Stated exercise ->
The entries below should be quoted exactly, with no pictures carried over.

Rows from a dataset
┄┄┄┄┄┄

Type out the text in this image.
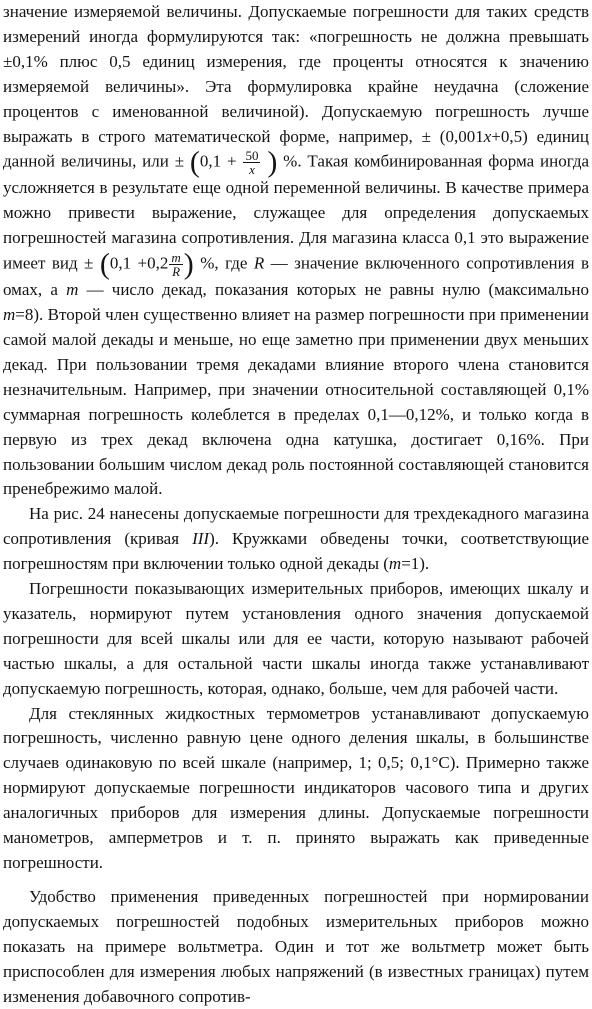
значение измеряемой величины. Допускаемые погрешности для таких средств измерений иногда формулируются так: «погрешность не должна превышать ±0,1% плюс 0,5 единиц измерения, где проценты относятся к значению измеряемой величины». Эта формулировка крайне неудачна (сложение процентов с именованной величиной). Допускаемую погрешность лучше выражать в строго математической форме, например, ± (0,001x+0,5) единиц данной величины, или ± ($0,1 + \frac{50}{x}$ ) %. Такая комбинированная форма иногда усложняется в результате еще одной переменной величины. В качестве примера можно привести выражение, служащее для определения допускаемых погрешностей магазина сопротивления. Для магазина класса 0,1 это выражение имеет вид ± ($0,1 +0,2 \frac{m}{R}$ ) %, где R — значение включенного сопротивления в омах, а m — число декад, показания которых не равны нулю (максимально m=8). Второй член существенно влияет на размер погрешности при применении самой малой декады и меньше, но еще заметно при применении двух меньших декад. При пользовании тремя декадами влияние второго члена становится незначительным. Например, при значении относительной составляющей 0,1% суммарная погрешность колеблется в пределах 0,1—0,12%, и только когда в первую из трех декад включена одна катушка, достигает 0,16%. При пользовании большим числом декад роль постоянной составляющей становится пренебрежимо малой.

На рис. 24 нанесены допускаемые погрешности для трехдекадного магазина сопротивления (кривая III). Кружками обведены точки, соответствующие погрешностям при включении только одной декады (m=1).

Погрешности показывающих измерительных приборов, имеющих шкалу и указатель, нормируют путем установления одного значения допускаемой погрешности для всей шкалы или для ее части, которую называют рабочей частью шкалы, а для остальной части шкалы иногда также устанавливают допускаемую погрешность, которая, однако, больше, чем для рабочей части.

Для стеклянных жидкостных термометров устанавливают допускаемую погрешность, численно равную цене одного деления шкалы, в большинстве случаев одинаковую по всей шкале (например, 1; 0,5; 0,1°С). Примерно также нормируют допускаемые погрешности индикаторов часового типа и других аналогичных приборов для измерения длины. Допускаемые погрешности манометров, амперметров и т. п. принято выражать как приведенные погрешности.

Удобство применения приведенных погрешностей при нормировании допускаемых погрешностей подобных измерительных приборов можно показать на примере вольтметра. Один и тот же вольтметр может быть приспособлен для измерения любых напряжений (в известных границах) путем изменения добавочного сопротив-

┄┄┄┄┄┄

Result ->
Type out the text in this image.
значение измеряемой величины. Допускаемые погрешности для таких средств измерений иногда формулируются так: «погрешность не должна превышать ±0,1% плюс 0,5 единиц измерения, где проценты относятся к значению измеряемой величины». Эта формулировка крайне неудачна (сложение процентов с именованной величиной). Допускаемую погрешность лучше выражать в строго математической форме, например, ± (0,001x+0,5) единиц данной величины, или ± ($0,1 + \frac{50}{x}$ ) %. Такая комбинированная форма иногда усложняется в результате еще одной переменной величины. В качестве примера можно привести выражение, служащее для определения допускаемых погрешностей магазина сопротивления. Для магазина класса 0,1 это выражение имеет вид ± ($0,1 +0,2 \frac{m}{R}$ ) %, где R — значение включенного сопротивления в омах, а m — число декад, показания которых не равны нулю (максимально m=8). Второй член существенно влияет на размер погрешности при применении самой малой декады и меньше, но еще заметно при применении двух меньших декад. При пользовании тремя декадами влияние второго члена становится незначительным. Например, при значении относительной составляющей 0,1% суммарная погрешность колеблется в пределах 0,1—0,12%, и только когда в первую из трех декад включена одна катушка, достигает 0,16%. При пользовании большим числом декад роль постоянной составляющей становится пренебрежимо малой.

На рис. 24 нанесены допускаемые погрешности для трехдекадного магазина сопротивления (кривая III). Кружками обведены точки, соответствующие погрешностям при включении только одной декады (m=1).

Погрешности показывающих измерительных приборов, имеющих шкалу и указатель, нормируют путем установления одного значения допускаемой погрешности для всей шкалы или для ее части, которую называют рабочей частью шкалы, а для остальной части шкалы иногда также устанавливают допускаемую погрешность, которая, однако, больше, чем для рабочей части.

Для стеклянных жидкостных термометров устанавливают допускаемую погрешность, численно равную цене одного деления шкалы, в большинстве случаев одинаковую по всей шкале (например, 1; 0,5; 0,1°С). Примерно также нормируют допускаемые погрешности индикаторов часового типа и других аналогичных приборов для измерения длины. Допускаемые погрешности манометров, амперметров и т. п. принято выражать как приведенные погрешности.

Удобство применения приведенных погрешностей при нормировании допускаемых погрешностей подобных измерительных приборов можно показать на примере вольтметра. Один и тот же вольтметр может быть приспособлен для измерения любых напряжений (в известных границах) путем изменения добавочного сопротив-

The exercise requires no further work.